>> BEGIN Excerpted data

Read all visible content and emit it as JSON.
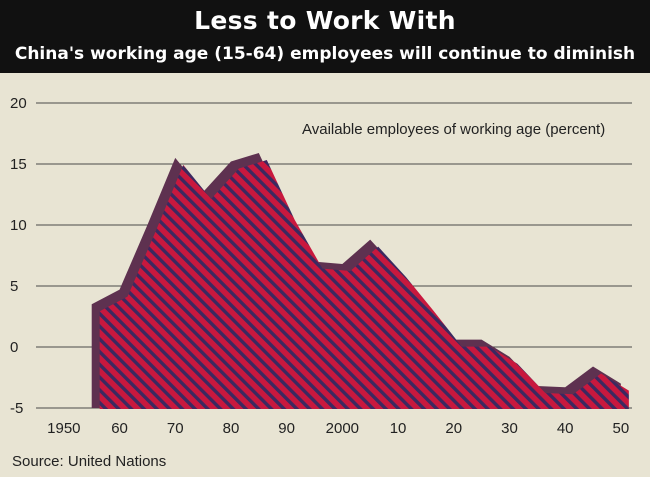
{
  "header": {
    "title": "Less to Work With",
    "subtitle": "China's working age (15-64) employees will continue to diminish"
  },
  "source": "Source: United Nations",
  "colors": {
    "background": "#e8e4d3",
    "header_background": "#111111",
    "fill_red": "#c8183e",
    "stripe_dark": "#3b2960",
    "shadow": "#5e3150",
    "grid": "#4a4a4a"
  },
  "chart_data": {
    "type": "area",
    "annotation": "Available employees of working age (percent)",
    "xlabel": "",
    "ylabel": "",
    "xlim": [
      1945,
      2052
    ],
    "ylim": [
      -5,
      20
    ],
    "x_ticks": [
      {
        "value": 1950,
        "label": "1950"
      },
      {
        "value": 1960,
        "label": "60"
      },
      {
        "value": 1970,
        "label": "70"
      },
      {
        "value": 1980,
        "label": "80"
      },
      {
        "value": 1990,
        "label": "90"
      },
      {
        "value": 2000,
        "label": "2000"
      },
      {
        "value": 2010,
        "label": "10"
      },
      {
        "value": 2020,
        "label": "20"
      },
      {
        "value": 2030,
        "label": "30"
      },
      {
        "value": 2040,
        "label": "40"
      },
      {
        "value": 2050,
        "label": "50"
      }
    ],
    "y_ticks": [
      {
        "value": 20,
        "label": "20"
      },
      {
        "value": 15,
        "label": "15"
      },
      {
        "value": 10,
        "label": "10"
      },
      {
        "value": 5,
        "label": "5"
      },
      {
        "value": 0,
        "label": "0"
      },
      {
        "value": -5,
        "label": "-5"
      }
    ],
    "grid": true,
    "series": [
      {
        "x": [
          1955,
          1960,
          1965,
          1970,
          1975,
          1980,
          1985,
          1990,
          1995,
          2000,
          2005,
          2010,
          2015,
          2020,
          2025,
          2030,
          2035,
          2040,
          2045,
          2050
        ],
        "values": [
          3.5,
          4.7,
          10,
          15.5,
          12.7,
          15.2,
          15.9,
          11,
          7,
          6.8,
          8.8,
          6.3,
          3.5,
          0.6,
          0.6,
          -0.8,
          -3.2,
          -3.3,
          -1.6,
          -3
        ]
      }
    ]
  }
}
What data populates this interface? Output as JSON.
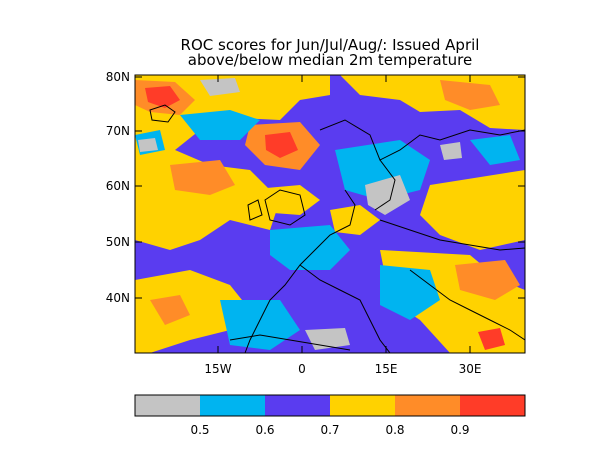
{
  "title": {
    "line1": "ROC scores for Jun/Jul/Aug/: Issued April",
    "line2": "above/below median 2m temperature"
  },
  "axes": {
    "y_ticks": [
      "80N",
      "70N",
      "60N",
      "50N",
      "40N"
    ],
    "x_ticks": [
      "15W",
      "0",
      "15E",
      "30E"
    ],
    "lon_range": [
      -30,
      40
    ],
    "lat_range": [
      30,
      80
    ]
  },
  "colorbar": {
    "colors": [
      "#c4c4c4",
      "#00b4f0",
      "#5a3cf0",
      "#ffd200",
      "#ff8c28",
      "#ff3c28"
    ],
    "labels": [
      "0.5",
      "0.6",
      "0.7",
      "0.8",
      "0.9"
    ]
  }
}
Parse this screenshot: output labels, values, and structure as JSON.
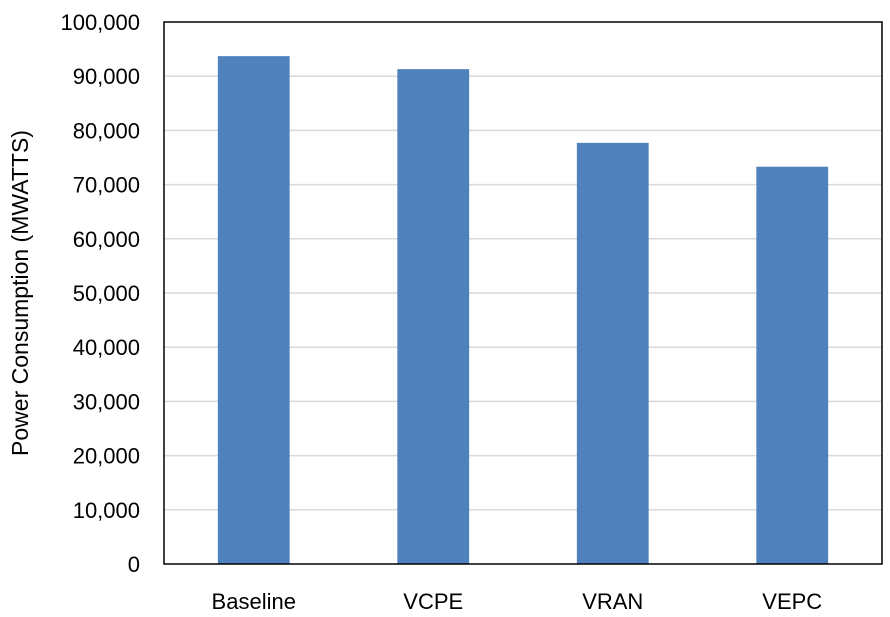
{
  "chart_data": {
    "type": "bar",
    "title": "",
    "xlabel": "",
    "ylabel": "Power Consumption (MWATTS)",
    "categories": [
      "Baseline",
      "VCPE",
      "VRAN",
      "VEPC"
    ],
    "values": [
      93700,
      91300,
      77700,
      73300
    ],
    "ylim": [
      0,
      100000
    ],
    "yticks": [
      0,
      10000,
      20000,
      30000,
      40000,
      50000,
      60000,
      70000,
      80000,
      90000,
      100000
    ],
    "ytick_labels": [
      "0",
      "10,000",
      "20,000",
      "30,000",
      "40,000",
      "50,000",
      "60,000",
      "70,000",
      "80,000",
      "90,000",
      "100,000"
    ],
    "grid": true,
    "legend": "none",
    "bar_color": "#4f81bd"
  }
}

>> END Excerpted data

• **Exercise**: Reproduce each line holding the word "working".

• **Task solution**:
    "subtitle": "China's working age (15-64) employees will continue to diminish"
    "annotation": "Available employees of working age (percent)",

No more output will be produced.